GEGEVEN TEKST
==================================================
Alleen iemand die onweerlegbaar tot de etnische groep behoort, is volgens orthodoxe joden een ‘echte jood’. Dat betekent in concreto dat men een joodse moeder dient te hebben. Begrijpelijk, want het is altijd bekend wie de moeder van een kind is en als leden van een onderdrukte en vervolgde minderheid waren joodse vrouwen nogal eens het slachtoffer van verkrachting. De Falasha (zwarte joden van Ethiopië) zijn dan ook een vreemde eend in de bijt: bij hen gaat het jodendom over van vader op zoon. Zij worden door sommigen beschouwd als een van de ‘verloren stammen’, maar zijn waarschijnlijk afstammelingen van vroege bekeerlingen.

Joden streven niet naar het maken van bekeerlingen. Het is mogelijk om het joodse geloof aan te nemen, vooral als men met een joodse partner wil trouwen (de bekende Amerikaanse entertainer Sammy Davis Jr. omschreef zichzelf gekscherend als een “eenogige joodse neger”), maar de geïnteresseerde moet zelf het initiatief nemen. Er is in de latere geschiedenis slechts één massale(?) bekering tot het jodendom bekend, die van de Khazaren aan het eind van de 8e eeuw. De genetische verwantschap tussen joden is dan ook veel groter dan die tussen de aanhangers van andere wereldreligies (een gegeven dat door de Duitse islamcriticus Thilo Sarrazin ietwat onbeholpen maar volkomen terecht werd onderstreept).

In de praktijk telt het etnische aspect van het jodendom vaak zwaarder dan het religieuze aspect. De Nazi’s hadden totaal geen boodschap aan het feit dat sommige Joden zich tot het christendom hadden bekeerd, maar gaven joden met een niet-Joodse ouder wel (tijdelijk) respijt. Tot woede van fundamentalistische joden (die hen als verraders beschouwen) blijven veel bekeerde en seculiere Joden zich als lid van het Joodse volk beschouwen. Sommigen houden zelfs joodse rituelen, zoals het uitspreken van de kaddish bij een begrafenis, in ere. Een prominent voorbeeld was de voormalige aartsbisschop van Parijs, Jean-Marie (voorheen Aaron) Lustiger, die op 14-jarige leeftijd voor het katholicisme koos.

Het feit dat joden niet naar het maken van bekeerlingen streefden kwam hen soms goed van pas. Hoewel de Romeinen veel te stellen hadden met de rebelse joden van Palestina en hen meedogenloos onderdrukten, werden hun geloofsbroeders in Rome zelf nooit vervolgd, in tegenstelling tot de christenen, die als een veel grotere bedreiging voor de sociale orde werden beschouwd. Ook in islamitische landen konden de joden zich vaak beter handhaven –vooral omdat ze vanwege hun geprivilegieerde relatie met het opperwezen een grotere bereidheid hadden offers te brengen voor hun geloof.
==================================================
MATERIAAL
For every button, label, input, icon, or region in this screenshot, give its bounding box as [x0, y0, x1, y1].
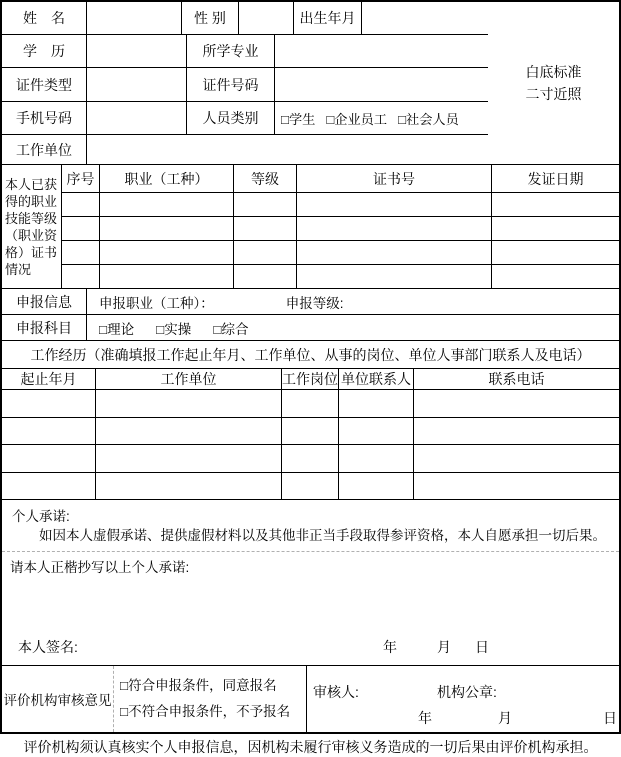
cert-row: [62, 193, 619, 217]
certificates-section: [2, 165, 619, 289]
name-label: 姓 名: [2, 2, 87, 35]
declare-subject-label: 申报科目: [2, 315, 87, 341]
checkbox-reject[interactable]: □不符合申报条件，不予报名: [120, 704, 291, 719]
cert-col-level: 等级: [234, 165, 297, 193]
id-number-input-cell[interactable]: [275, 68, 488, 102]
cert-cell[interactable]: [234, 217, 297, 241]
photo-note-line2: 二寸近照: [525, 86, 582, 102]
declare-level-label: 申报等级:: [285, 295, 344, 311]
work-col-contact: 单位联系人: [339, 369, 414, 390]
work-row: [2, 445, 619, 473]
work-col-post: 工作岗位: [282, 369, 339, 390]
education-label: 学 历: [2, 35, 87, 68]
work-cell[interactable]: [339, 418, 414, 446]
declare-subject-row: [2, 315, 619, 341]
work-history-title: 工作经历（准确填报工作起止年月、工作单位、从事的岗位、单位人事部门联系人及电话）: [2, 341, 619, 369]
cert-cell[interactable]: [100, 265, 234, 289]
cert-cell[interactable]: [100, 241, 234, 265]
work-col-unit: 工作单位: [96, 369, 282, 390]
review-label: 评价机构审核意见: [2, 666, 114, 732]
declare-subject-options: [87, 315, 619, 341]
work-cell[interactable]: [414, 418, 619, 446]
commitment-copy-area[interactable]: [2, 552, 619, 666]
person-type-label: 人员类别: [187, 102, 275, 135]
checkbox-student[interactable]: □学生: [281, 111, 316, 127]
review-year-label: 年: [418, 710, 432, 726]
cert-cell[interactable]: [297, 241, 492, 265]
work-cell[interactable]: [282, 390, 339, 418]
cert-cell[interactable]: [100, 217, 234, 241]
work-row: [2, 390, 619, 418]
personal-info-section: [2, 2, 619, 165]
work-cell[interactable]: [282, 445, 339, 473]
review-day-label: 日: [603, 710, 617, 726]
work-row: [2, 418, 619, 446]
work-cell[interactable]: [96, 390, 282, 418]
phone-input-cell[interactable]: [87, 102, 187, 135]
cert-cell[interactable]: [492, 265, 619, 289]
review-sign-area[interactable]: [307, 666, 619, 732]
cert-row: [62, 217, 619, 241]
id-number-label: 证件号码: [187, 68, 275, 102]
work-cell[interactable]: [414, 390, 619, 418]
birth-label: 出生年月: [294, 2, 362, 35]
cert-cell[interactable]: [297, 265, 492, 289]
checkbox-comprehensive[interactable]: □综合: [213, 321, 249, 337]
review-options: [114, 666, 307, 732]
id-type-input-cell[interactable]: [87, 68, 187, 102]
cert-row: [62, 265, 619, 289]
work-cell[interactable]: [414, 473, 619, 501]
phone-label: 手机号码: [2, 102, 87, 135]
work-cell[interactable]: [96, 418, 282, 446]
reviewer-label: 审核人:: [313, 684, 359, 700]
cert-cell[interactable]: [234, 193, 297, 217]
seal-label: 机构公章:: [437, 684, 497, 700]
cert-cell[interactable]: [492, 217, 619, 241]
declare-info-row: [2, 289, 619, 315]
work-cell[interactable]: [339, 445, 414, 473]
person-type-options: [275, 102, 488, 135]
review-section: [2, 666, 619, 732]
cert-col-issue-date: 发证日期: [492, 165, 619, 193]
cert-cell[interactable]: [62, 217, 100, 241]
cert-col-index: 序号: [62, 165, 100, 193]
declare-occupation-label: 申报职业（工种）：: [99, 295, 214, 311]
checkbox-social[interactable]: □社会人员: [398, 111, 459, 127]
commitment-body: 如因本人虚假承诺、提供虚假材料以及其他非正当手段取得参评资格，本人自愿承担一切后果。: [39, 528, 606, 543]
checkbox-practical[interactable]: □实操: [156, 321, 192, 337]
signature-year-label: 年: [383, 639, 397, 655]
cert-cell[interactable]: [492, 193, 619, 217]
work-cell[interactable]: [339, 390, 414, 418]
major-input-cell[interactable]: [275, 35, 488, 68]
gender-input-cell[interactable]: [239, 2, 294, 35]
cert-cell[interactable]: [234, 265, 297, 289]
work-cell[interactable]: [2, 445, 96, 473]
work-cell[interactable]: [2, 390, 96, 418]
work-cell[interactable]: [96, 445, 282, 473]
photo-box: [488, 2, 619, 165]
work-unit-label: 工作单位: [2, 135, 87, 165]
education-input-cell[interactable]: [87, 35, 187, 68]
work-cell[interactable]: [414, 445, 619, 473]
birth-input-cell[interactable]: [362, 2, 488, 35]
copy-prompt: 请本人正楷抄写以上个人承诺:: [10, 560, 190, 575]
work-cell[interactable]: [96, 473, 282, 501]
work-cell[interactable]: [282, 473, 339, 501]
gender-label: 性 别: [182, 2, 239, 35]
work-col-phone: 联系电话: [414, 369, 619, 390]
checkbox-theory[interactable]: □理论: [99, 321, 135, 337]
commitment-title: 个人承诺:: [12, 509, 70, 524]
work-row: [2, 473, 619, 501]
name-input-cell[interactable]: [87, 2, 182, 35]
work-cell[interactable]: [282, 418, 339, 446]
cert-cell[interactable]: [297, 193, 492, 217]
declare-info-cell[interactable]: [87, 289, 619, 315]
cert-col-occupation: 职业（工种）: [100, 165, 234, 193]
cert-cell[interactable]: [62, 265, 100, 289]
cert-cell[interactable]: [492, 241, 619, 265]
cert-cell[interactable]: [100, 193, 234, 217]
work-col-dates: 起止年月: [2, 369, 96, 390]
work-unit-input-cell[interactable]: [87, 135, 488, 165]
declare-info-label: 申报信息: [2, 289, 87, 315]
signature-day-label: 日: [475, 639, 489, 655]
checkbox-employee[interactable]: □企业员工: [326, 111, 388, 127]
work-cell[interactable]: [339, 473, 414, 501]
review-month-label: 月: [498, 710, 512, 726]
commitment-block: [2, 500, 619, 552]
major-label: 所学专业: [187, 35, 275, 68]
cert-cell[interactable]: [234, 241, 297, 265]
footer-note: 评价机构须认真核实个人申报信息，因机构未履行审核义务造成的一切后果由评价机构承担。: [23, 739, 598, 755]
cert-cell[interactable]: [297, 217, 492, 241]
cert-col-number: 证书号: [297, 165, 492, 193]
cert-cell[interactable]: [62, 241, 100, 265]
cert-cell[interactable]: [62, 193, 100, 217]
signature-month-label: 月: [437, 639, 451, 655]
certificates-side-label: 本人已获得的职业技能等级（职业资格）证书情况: [2, 165, 62, 289]
work-cell[interactable]: [2, 473, 96, 501]
photo-note-line1: 白底标准: [525, 64, 582, 80]
signature-label: 本人签名:: [18, 639, 78, 655]
checkbox-approve[interactable]: □符合申报条件，同意报名: [120, 678, 277, 693]
work-cell[interactable]: [2, 418, 96, 446]
cert-row: [62, 241, 619, 265]
id-type-label: 证件类型: [2, 68, 87, 102]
==================================================
OPGAVEN
A: Noem alle personen die in de tekst over joodse identiteit bij naam worden genoemd.
B: Schrijf de tekst over joodse identiteit verder, te beginnen na de laatste zin.

ANTWOORDEN
A: Sammy Davis Jr., Thilo Sarrazin, Jean-Marie (voorheen Aaron) Lustiger

B:
Een religie die geen missionaire neigingen heeft en afkerig is van geweld zal altijd klein blijven. Zeker als de gelovigen hardnekkig weigeren hun ‘tegendraadse’ gewoonten op te geven en daarom vaak het doelwit van pogroms worden. Het absolute dieptepunt van de eeuwenlange vervolgingen was de Holocaust. De Joodse wereldbevolking heeft zich nog altijd niet hersteld van deze aderlating (vóór de Tweede Wereldoorlog waren er 18 miljoen Joden, nu minder dan 15 miljoen).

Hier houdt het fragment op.